Exactly as written, quote every line that follows, skipping the images.

·····

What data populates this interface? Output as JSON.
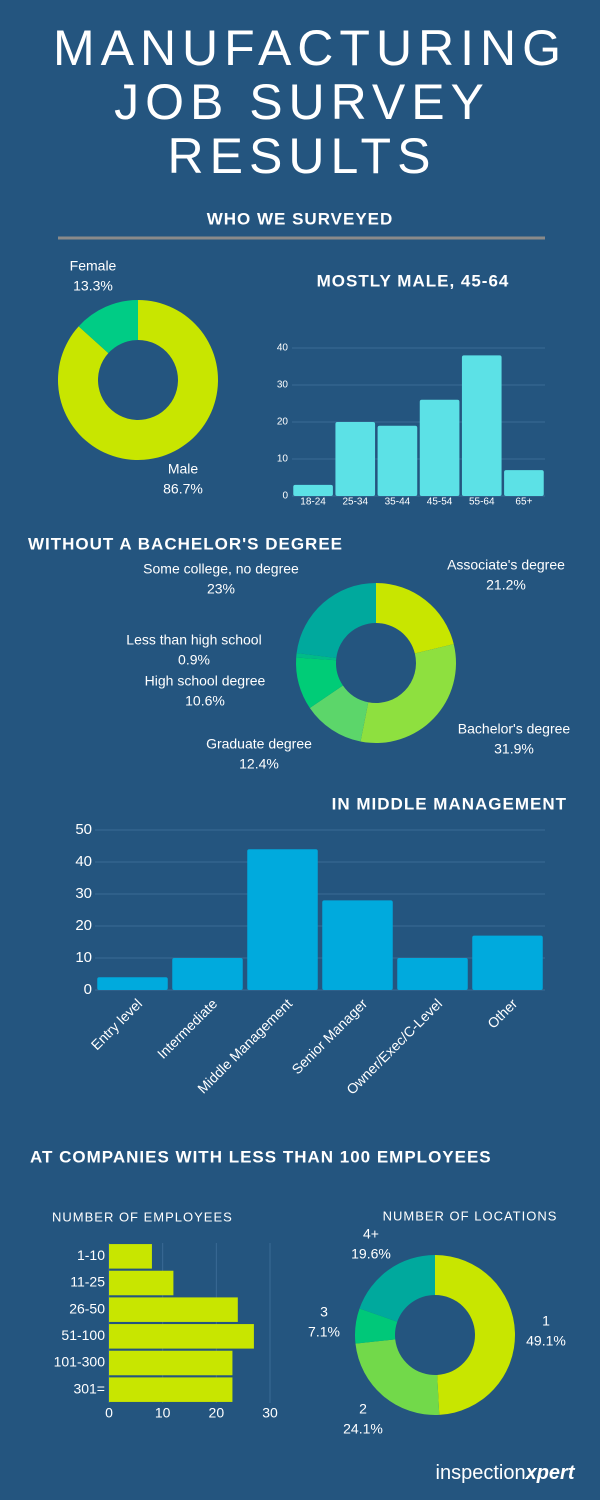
{
  "title": [
    "MANUFACTURING",
    "JOB SURVEY",
    "RESULTS"
  ],
  "section_who": "WHO WE SURVEYED",
  "section_companies": "AT COMPANIES WITH LESS THAN 100 EMPLOYEES",
  "logo": [
    "inspection",
    "xpert"
  ],
  "chart_data": [
    {
      "type": "pie",
      "categories": [
        "Male",
        "Female"
      ],
      "values": [
        86.7,
        13.3
      ],
      "value_labels": [
        "86.7%",
        "13.3%"
      ],
      "colors": [
        "#c8e600",
        "#00cc85"
      ]
    },
    {
      "type": "bar",
      "title": "MOSTLY MALE, 45-64",
      "categories": [
        "18-24",
        "25-34",
        "35-44",
        "45-54",
        "55-64",
        "65+"
      ],
      "values": [
        3,
        20,
        19,
        26,
        38,
        7
      ],
      "color": "#5ce1e6",
      "ylim": [
        0,
        40
      ],
      "yticks": [
        0,
        10,
        20,
        30,
        40
      ],
      "grid": true
    },
    {
      "type": "pie",
      "title": "WITHOUT A BACHELOR'S DEGREE",
      "categories": [
        "Associate's degree",
        "Bachelor's degree",
        "Graduate degree",
        "High school degree",
        "Less than high school",
        "Some college, no degree"
      ],
      "values": [
        21.2,
        31.9,
        12.4,
        10.6,
        0.9,
        23
      ],
      "value_labels": [
        "21.2%",
        "31.9%",
        "12.4%",
        "10.6%",
        "0.9%",
        "23%"
      ],
      "colors": [
        "#c8e600",
        "#8ee03f",
        "#5cd66a",
        "#00cc77",
        "#00bb88",
        "#00a99d"
      ]
    },
    {
      "type": "bar",
      "title": "IN MIDDLE MANAGEMENT",
      "categories": [
        "Entry level",
        "Intermediate",
        "Middle Management",
        "Senior Manager",
        "Owner/Exec/C-Level",
        "Other"
      ],
      "values": [
        4,
        10,
        44,
        28,
        10,
        17
      ],
      "color": "#00aadd",
      "ylim": [
        0,
        50
      ],
      "yticks": [
        0,
        10,
        20,
        30,
        40,
        50
      ],
      "grid": true
    },
    {
      "type": "hbar",
      "title": "NUMBER OF EMPLOYEES",
      "categories": [
        "1-10",
        "11-25",
        "26-50",
        "51-100",
        "101-300",
        "301="
      ],
      "values": [
        8,
        12,
        24,
        27,
        23,
        23
      ],
      "color": "#c8e600",
      "xlim": [
        0,
        30
      ],
      "xticks": [
        0,
        10,
        20,
        30
      ],
      "grid": true
    },
    {
      "type": "pie",
      "title": "NUMBER OF LOCATIONS",
      "categories": [
        "1",
        "2",
        "3",
        "4+"
      ],
      "values": [
        49.1,
        24.1,
        7.1,
        19.6
      ],
      "value_labels": [
        "49.1%",
        "24.1%",
        "7.1%",
        "19.6%"
      ],
      "colors": [
        "#c8e600",
        "#72d94a",
        "#00c879",
        "#00a99d"
      ]
    }
  ]
}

·····

_REPLY:_
What data populates this interface? Output as JSON.
{
  "title": [
    "MANUFACTURING",
    "JOB SURVEY",
    "RESULTS"
  ],
  "section_who": "WHO WE SURVEYED",
  "section_companies": "AT COMPANIES WITH LESS THAN 100 EMPLOYEES",
  "logo": [
    "inspection",
    "xpert"
  ],
  "chart_data": [
    {
      "type": "pie",
      "categories": [
        "Male",
        "Female"
      ],
      "values": [
        86.7,
        13.3
      ],
      "value_labels": [
        "86.7%",
        "13.3%"
      ],
      "colors": [
        "#c8e600",
        "#00cc85"
      ]
    },
    {
      "type": "bar",
      "title": "MOSTLY MALE, 45-64",
      "categories": [
        "18-24",
        "25-34",
        "35-44",
        "45-54",
        "55-64",
        "65+"
      ],
      "values": [
        3,
        20,
        19,
        26,
        38,
        7
      ],
      "color": "#5ce1e6",
      "ylim": [
        0,
        40
      ],
      "yticks": [
        0,
        10,
        20,
        30,
        40
      ],
      "grid": true
    },
    {
      "type": "pie",
      "title": "WITHOUT A BACHELOR'S DEGREE",
      "categories": [
        "Associate's degree",
        "Bachelor's degree",
        "Graduate degree",
        "High school degree",
        "Less than high school",
        "Some college, no degree"
      ],
      "values": [
        21.2,
        31.9,
        12.4,
        10.6,
        0.9,
        23
      ],
      "value_labels": [
        "21.2%",
        "31.9%",
        "12.4%",
        "10.6%",
        "0.9%",
        "23%"
      ],
      "colors": [
        "#c8e600",
        "#8ee03f",
        "#5cd66a",
        "#00cc77",
        "#00bb88",
        "#00a99d"
      ]
    },
    {
      "type": "bar",
      "title": "IN MIDDLE MANAGEMENT",
      "categories": [
        "Entry level",
        "Intermediate",
        "Middle Management",
        "Senior Manager",
        "Owner/Exec/C-Level",
        "Other"
      ],
      "values": [
        4,
        10,
        44,
        28,
        10,
        17
      ],
      "color": "#00aadd",
      "ylim": [
        0,
        50
      ],
      "yticks": [
        0,
        10,
        20,
        30,
        40,
        50
      ],
      "grid": true
    },
    {
      "type": "hbar",
      "title": "NUMBER OF EMPLOYEES",
      "categories": [
        "1-10",
        "11-25",
        "26-50",
        "51-100",
        "101-300",
        "301="
      ],
      "values": [
        8,
        12,
        24,
        27,
        23,
        23
      ],
      "color": "#c8e600",
      "xlim": [
        0,
        30
      ],
      "xticks": [
        0,
        10,
        20,
        30
      ],
      "grid": true
    },
    {
      "type": "pie",
      "title": "NUMBER OF LOCATIONS",
      "categories": [
        "1",
        "2",
        "3",
        "4+"
      ],
      "values": [
        49.1,
        24.1,
        7.1,
        19.6
      ],
      "value_labels": [
        "49.1%",
        "24.1%",
        "7.1%",
        "19.6%"
      ],
      "colors": [
        "#c8e600",
        "#72d94a",
        "#00c879",
        "#00a99d"
      ]
    }
  ]
}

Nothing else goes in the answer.